— BEGIN Record excerpts —

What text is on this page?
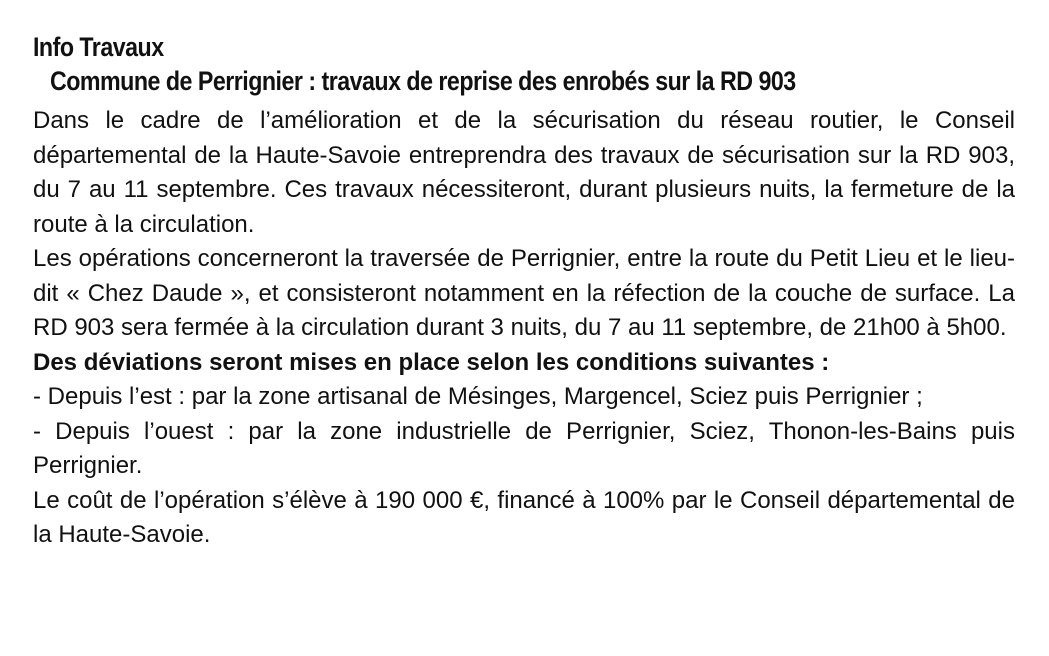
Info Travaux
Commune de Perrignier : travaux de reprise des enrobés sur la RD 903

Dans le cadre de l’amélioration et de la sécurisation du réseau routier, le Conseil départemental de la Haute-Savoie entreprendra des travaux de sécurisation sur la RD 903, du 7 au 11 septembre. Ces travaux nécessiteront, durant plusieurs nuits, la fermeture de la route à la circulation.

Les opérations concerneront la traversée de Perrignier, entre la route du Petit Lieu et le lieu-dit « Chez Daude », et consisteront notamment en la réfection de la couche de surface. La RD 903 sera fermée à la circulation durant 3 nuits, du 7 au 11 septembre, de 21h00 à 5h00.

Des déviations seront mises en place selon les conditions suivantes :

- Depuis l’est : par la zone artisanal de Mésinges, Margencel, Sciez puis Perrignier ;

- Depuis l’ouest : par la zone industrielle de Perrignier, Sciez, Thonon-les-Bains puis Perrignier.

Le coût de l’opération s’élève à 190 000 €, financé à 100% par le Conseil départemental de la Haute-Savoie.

— END Record excerpts —

Reproduce the full listing faithfully, but do not carry over any pictures.

= Result =
What text is on this page?
Info Travaux
Commune de Perrignier : travaux de reprise des enrobés sur la RD 903

Dans le cadre de l’amélioration et de la sécurisation du réseau routier, le Conseil départemental de la Haute-Savoie entreprendra des travaux de sécurisation sur la RD 903, du 7 au 11 septembre. Ces travaux nécessiteront, durant plusieurs nuits, la fermeture de la route à la circulation.

Les opérations concerneront la traversée de Perrignier, entre la route du Petit Lieu et le lieu-dit « Chez Daude », et consisteront notamment en la réfection de la couche de surface. La RD 903 sera fermée à la circulation durant 3 nuits, du 7 au 11 septembre, de 21h00 à 5h00.

Des déviations seront mises en place selon les conditions suivantes :

- Depuis l’est : par la zone artisanal de Mésinges, Margencel, Sciez puis Perrignier ;

- Depuis l’ouest : par la zone industrielle de Perrignier, Sciez, Thonon-les-Bains puis Perrignier.

Le coût de l’opération s’élève à 190 000 €, financé à 100% par le Conseil départemental de la Haute-Savoie.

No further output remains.